───── PROVIDED RECORDS ─────

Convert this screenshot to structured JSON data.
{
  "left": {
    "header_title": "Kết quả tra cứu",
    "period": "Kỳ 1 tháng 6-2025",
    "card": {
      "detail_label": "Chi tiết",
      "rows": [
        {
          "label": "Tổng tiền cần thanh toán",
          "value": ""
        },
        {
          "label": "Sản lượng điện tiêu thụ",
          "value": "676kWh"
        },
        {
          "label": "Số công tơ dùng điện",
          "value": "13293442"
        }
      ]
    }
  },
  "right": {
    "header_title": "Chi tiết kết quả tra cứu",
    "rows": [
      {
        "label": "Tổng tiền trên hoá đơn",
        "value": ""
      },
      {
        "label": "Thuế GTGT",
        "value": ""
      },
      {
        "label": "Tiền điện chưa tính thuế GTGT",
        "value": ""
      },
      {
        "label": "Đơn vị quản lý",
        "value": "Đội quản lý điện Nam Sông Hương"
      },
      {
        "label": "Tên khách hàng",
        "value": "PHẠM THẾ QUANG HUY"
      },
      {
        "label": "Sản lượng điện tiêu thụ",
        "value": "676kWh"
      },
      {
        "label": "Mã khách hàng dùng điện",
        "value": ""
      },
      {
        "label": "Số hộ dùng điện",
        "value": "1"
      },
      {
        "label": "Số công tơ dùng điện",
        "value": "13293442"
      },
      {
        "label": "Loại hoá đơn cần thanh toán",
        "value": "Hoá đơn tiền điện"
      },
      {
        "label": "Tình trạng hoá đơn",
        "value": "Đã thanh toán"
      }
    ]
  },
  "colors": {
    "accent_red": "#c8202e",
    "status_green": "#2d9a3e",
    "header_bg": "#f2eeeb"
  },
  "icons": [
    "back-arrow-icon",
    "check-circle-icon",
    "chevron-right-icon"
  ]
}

─────

Restate the data above word for word.

**WRITTEN SOLUTION**
Convert this screenshot to structured JSON data.
{
  "left": {
    "header_title": "Kết quả tra cứu",
    "period": "Kỳ 1 tháng 6-2025",
    "card": {
      "detail_label": "Chi tiết",
      "rows": [
        {
          "label": "Tổng tiền cần thanh toán",
          "value": ""
        },
        {
          "label": "Sản lượng điện tiêu thụ",
          "value": "676kWh"
        },
        {
          "label": "Số công tơ dùng điện",
          "value": "13293442"
        }
      ]
    }
  },
  "right": {
    "header_title": "Chi tiết kết quả tra cứu",
    "rows": [
      {
        "label": "Tổng tiền trên hoá đơn",
        "value": ""
      },
      {
        "label": "Thuế GTGT",
        "value": ""
      },
      {
        "label": "Tiền điện chưa tính thuế GTGT",
        "value": ""
      },
      {
        "label": "Đơn vị quản lý",
        "value": "Đội quản lý điện Nam Sông Hương"
      },
      {
        "label": "Tên khách hàng",
        "value": "PHẠM THẾ QUANG HUY"
      },
      {
        "label": "Sản lượng điện tiêu thụ",
        "value": "676kWh"
      },
      {
        "label": "Mã khách hàng dùng điện",
        "value": ""
      },
      {
        "label": "Số hộ dùng điện",
        "value": "1"
      },
      {
        "label": "Số công tơ dùng điện",
        "value": "13293442"
      },
      {
        "label": "Loại hoá đơn cần thanh toán",
        "value": "Hoá đơn tiền điện"
      },
      {
        "label": "Tình trạng hoá đơn",
        "value": "Đã thanh toán"
      }
    ]
  },
  "colors": {
    "accent_red": "#c8202e",
    "status_green": "#2d9a3e",
    "header_bg": "#f2eeeb"
  },
  "icons": [
    "back-arrow-icon",
    "check-circle-icon",
    "chevron-right-icon"
  ]
}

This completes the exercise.